■ Work instructions
Every record must be written out once more, with nothing added or omitted.

■ Raw records
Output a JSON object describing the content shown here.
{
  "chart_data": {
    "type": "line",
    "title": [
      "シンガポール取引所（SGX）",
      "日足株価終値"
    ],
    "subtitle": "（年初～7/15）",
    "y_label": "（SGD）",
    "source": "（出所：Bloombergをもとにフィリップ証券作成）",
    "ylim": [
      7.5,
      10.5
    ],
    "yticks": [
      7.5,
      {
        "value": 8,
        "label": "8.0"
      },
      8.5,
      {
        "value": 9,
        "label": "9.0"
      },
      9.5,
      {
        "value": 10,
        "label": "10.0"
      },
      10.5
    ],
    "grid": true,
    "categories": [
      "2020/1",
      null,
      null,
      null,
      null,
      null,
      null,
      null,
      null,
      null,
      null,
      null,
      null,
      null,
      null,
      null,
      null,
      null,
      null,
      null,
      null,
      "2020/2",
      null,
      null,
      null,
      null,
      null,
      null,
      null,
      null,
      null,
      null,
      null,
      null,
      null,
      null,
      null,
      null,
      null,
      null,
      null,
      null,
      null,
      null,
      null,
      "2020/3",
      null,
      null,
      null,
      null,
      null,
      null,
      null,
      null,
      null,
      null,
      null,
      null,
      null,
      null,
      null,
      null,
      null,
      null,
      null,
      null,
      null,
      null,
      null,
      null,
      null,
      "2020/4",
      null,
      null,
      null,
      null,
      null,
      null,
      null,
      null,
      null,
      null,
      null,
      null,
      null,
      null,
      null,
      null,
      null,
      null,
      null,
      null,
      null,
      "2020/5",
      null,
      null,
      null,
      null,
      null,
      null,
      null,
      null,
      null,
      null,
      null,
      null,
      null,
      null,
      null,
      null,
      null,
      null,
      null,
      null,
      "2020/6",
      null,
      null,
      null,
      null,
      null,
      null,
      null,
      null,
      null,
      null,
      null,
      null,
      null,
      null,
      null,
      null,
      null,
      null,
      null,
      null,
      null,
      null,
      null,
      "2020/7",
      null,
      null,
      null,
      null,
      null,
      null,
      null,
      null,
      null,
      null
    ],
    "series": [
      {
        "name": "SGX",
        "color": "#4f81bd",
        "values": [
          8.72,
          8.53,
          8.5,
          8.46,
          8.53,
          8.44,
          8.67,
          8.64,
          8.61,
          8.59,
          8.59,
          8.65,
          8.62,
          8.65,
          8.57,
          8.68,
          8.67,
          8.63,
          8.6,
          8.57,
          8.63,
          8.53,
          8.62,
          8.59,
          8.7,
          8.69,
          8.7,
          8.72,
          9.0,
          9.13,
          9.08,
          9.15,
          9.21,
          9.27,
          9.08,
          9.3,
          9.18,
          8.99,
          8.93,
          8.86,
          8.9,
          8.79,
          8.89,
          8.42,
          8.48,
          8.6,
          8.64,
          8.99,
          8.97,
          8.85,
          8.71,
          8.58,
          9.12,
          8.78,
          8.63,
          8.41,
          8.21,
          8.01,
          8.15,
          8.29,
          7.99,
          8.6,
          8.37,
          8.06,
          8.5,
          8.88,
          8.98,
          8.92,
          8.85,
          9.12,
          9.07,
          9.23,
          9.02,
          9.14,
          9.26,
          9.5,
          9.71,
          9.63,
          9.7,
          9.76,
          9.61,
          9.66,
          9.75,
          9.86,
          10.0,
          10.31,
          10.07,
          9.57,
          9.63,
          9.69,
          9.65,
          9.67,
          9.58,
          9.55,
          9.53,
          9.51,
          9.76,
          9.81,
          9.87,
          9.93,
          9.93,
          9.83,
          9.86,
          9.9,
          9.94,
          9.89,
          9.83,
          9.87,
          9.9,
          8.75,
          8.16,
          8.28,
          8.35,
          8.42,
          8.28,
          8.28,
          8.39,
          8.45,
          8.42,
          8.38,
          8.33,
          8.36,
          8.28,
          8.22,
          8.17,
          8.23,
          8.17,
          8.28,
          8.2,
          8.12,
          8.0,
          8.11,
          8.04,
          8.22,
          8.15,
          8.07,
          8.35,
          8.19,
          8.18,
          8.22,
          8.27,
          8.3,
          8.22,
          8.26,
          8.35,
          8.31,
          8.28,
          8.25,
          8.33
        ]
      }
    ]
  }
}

■ Result
Output a JSON object describing the content shown here.
{
  "chart_data": {
    "type": "line",
    "title": [
      "シンガポール取引所（SGX）",
      "日足株価終値"
    ],
    "subtitle": "（年初～7/15）",
    "y_label": "（SGD）",
    "source": "（出所：Bloombergをもとにフィリップ証券作成）",
    "ylim": [
      7.5,
      10.5
    ],
    "yticks": [
      7.5,
      {
        "value": 8,
        "label": "8.0"
      },
      8.5,
      {
        "value": 9,
        "label": "9.0"
      },
      9.5,
      {
        "value": 10,
        "label": "10.0"
      },
      10.5
    ],
    "grid": true,
    "categories": [
      "2020/1",
      null,
      null,
      null,
      null,
      null,
      null,
      null,
      null,
      null,
      null,
      null,
      null,
      null,
      null,
      null,
      null,
      null,
      null,
      null,
      null,
      "2020/2",
      null,
      null,
      null,
      null,
      null,
      null,
      null,
      null,
      null,
      null,
      null,
      null,
      null,
      null,
      null,
      null,
      null,
      null,
      null,
      null,
      null,
      null,
      null,
      "2020/3",
      null,
      null,
      null,
      null,
      null,
      null,
      null,
      null,
      null,
      null,
      null,
      null,
      null,
      null,
      null,
      null,
      null,
      null,
      null,
      null,
      null,
      null,
      null,
      null,
      null,
      "2020/4",
      null,
      null,
      null,
      null,
      null,
      null,
      null,
      null,
      null,
      null,
      null,
      null,
      null,
      null,
      null,
      null,
      null,
      null,
      null,
      null,
      null,
      "2020/5",
      null,
      null,
      null,
      null,
      null,
      null,
      null,
      null,
      null,
      null,
      null,
      null,
      null,
      null,
      null,
      null,
      null,
      null,
      null,
      null,
      "2020/6",
      null,
      null,
      null,
      null,
      null,
      null,
      null,
      null,
      null,
      null,
      null,
      null,
      null,
      null,
      null,
      null,
      null,
      null,
      null,
      null,
      null,
      null,
      null,
      "2020/7",
      null,
      null,
      null,
      null,
      null,
      null,
      null,
      null,
      null,
      null
    ],
    "series": [
      {
        "name": "SGX",
        "color": "#4f81bd",
        "values": [
          8.72,
          8.53,
          8.5,
          8.46,
          8.53,
          8.44,
          8.67,
          8.64,
          8.61,
          8.59,
          8.59,
          8.65,
          8.62,
          8.65,
          8.57,
          8.68,
          8.67,
          8.63,
          8.6,
          8.57,
          8.63,
          8.53,
          8.62,
          8.59,
          8.7,
          8.69,
          8.7,
          8.72,
          9.0,
          9.13,
          9.08,
          9.15,
          9.21,
          9.27,
          9.08,
          9.3,
          9.18,
          8.99,
          8.93,
          8.86,
          8.9,
          8.79,
          8.89,
          8.42,
          8.48,
          8.6,
          8.64,
          8.99,
          8.97,
          8.85,
          8.71,
          8.58,
          9.12,
          8.78,
          8.63,
          8.41,
          8.21,
          8.01,
          8.15,
          8.29,
          7.99,
          8.6,
          8.37,
          8.06,
          8.5,
          8.88,
          8.98,
          8.92,
          8.85,
          9.12,
          9.07,
          9.23,
          9.02,
          9.14,
          9.26,
          9.5,
          9.71,
          9.63,
          9.7,
          9.76,
          9.61,
          9.66,
          9.75,
          9.86,
          10.0,
          10.31,
          10.07,
          9.57,
          9.63,
          9.69,
          9.65,
          9.67,
          9.58,
          9.55,
          9.53,
          9.51,
          9.76,
          9.81,
          9.87,
          9.93,
          9.93,
          9.83,
          9.86,
          9.9,
          9.94,
          9.89,
          9.83,
          9.87,
          9.9,
          8.75,
          8.16,
          8.28,
          8.35,
          8.42,
          8.28,
          8.28,
          8.39,
          8.45,
          8.42,
          8.38,
          8.33,
          8.36,
          8.28,
          8.22,
          8.17,
          8.23,
          8.17,
          8.28,
          8.2,
          8.12,
          8.0,
          8.11,
          8.04,
          8.22,
          8.15,
          8.07,
          8.35,
          8.19,
          8.18,
          8.22,
          8.27,
          8.3,
          8.22,
          8.26,
          8.35,
          8.31,
          8.28,
          8.25,
          8.33
        ]
      }
    ]
  }
}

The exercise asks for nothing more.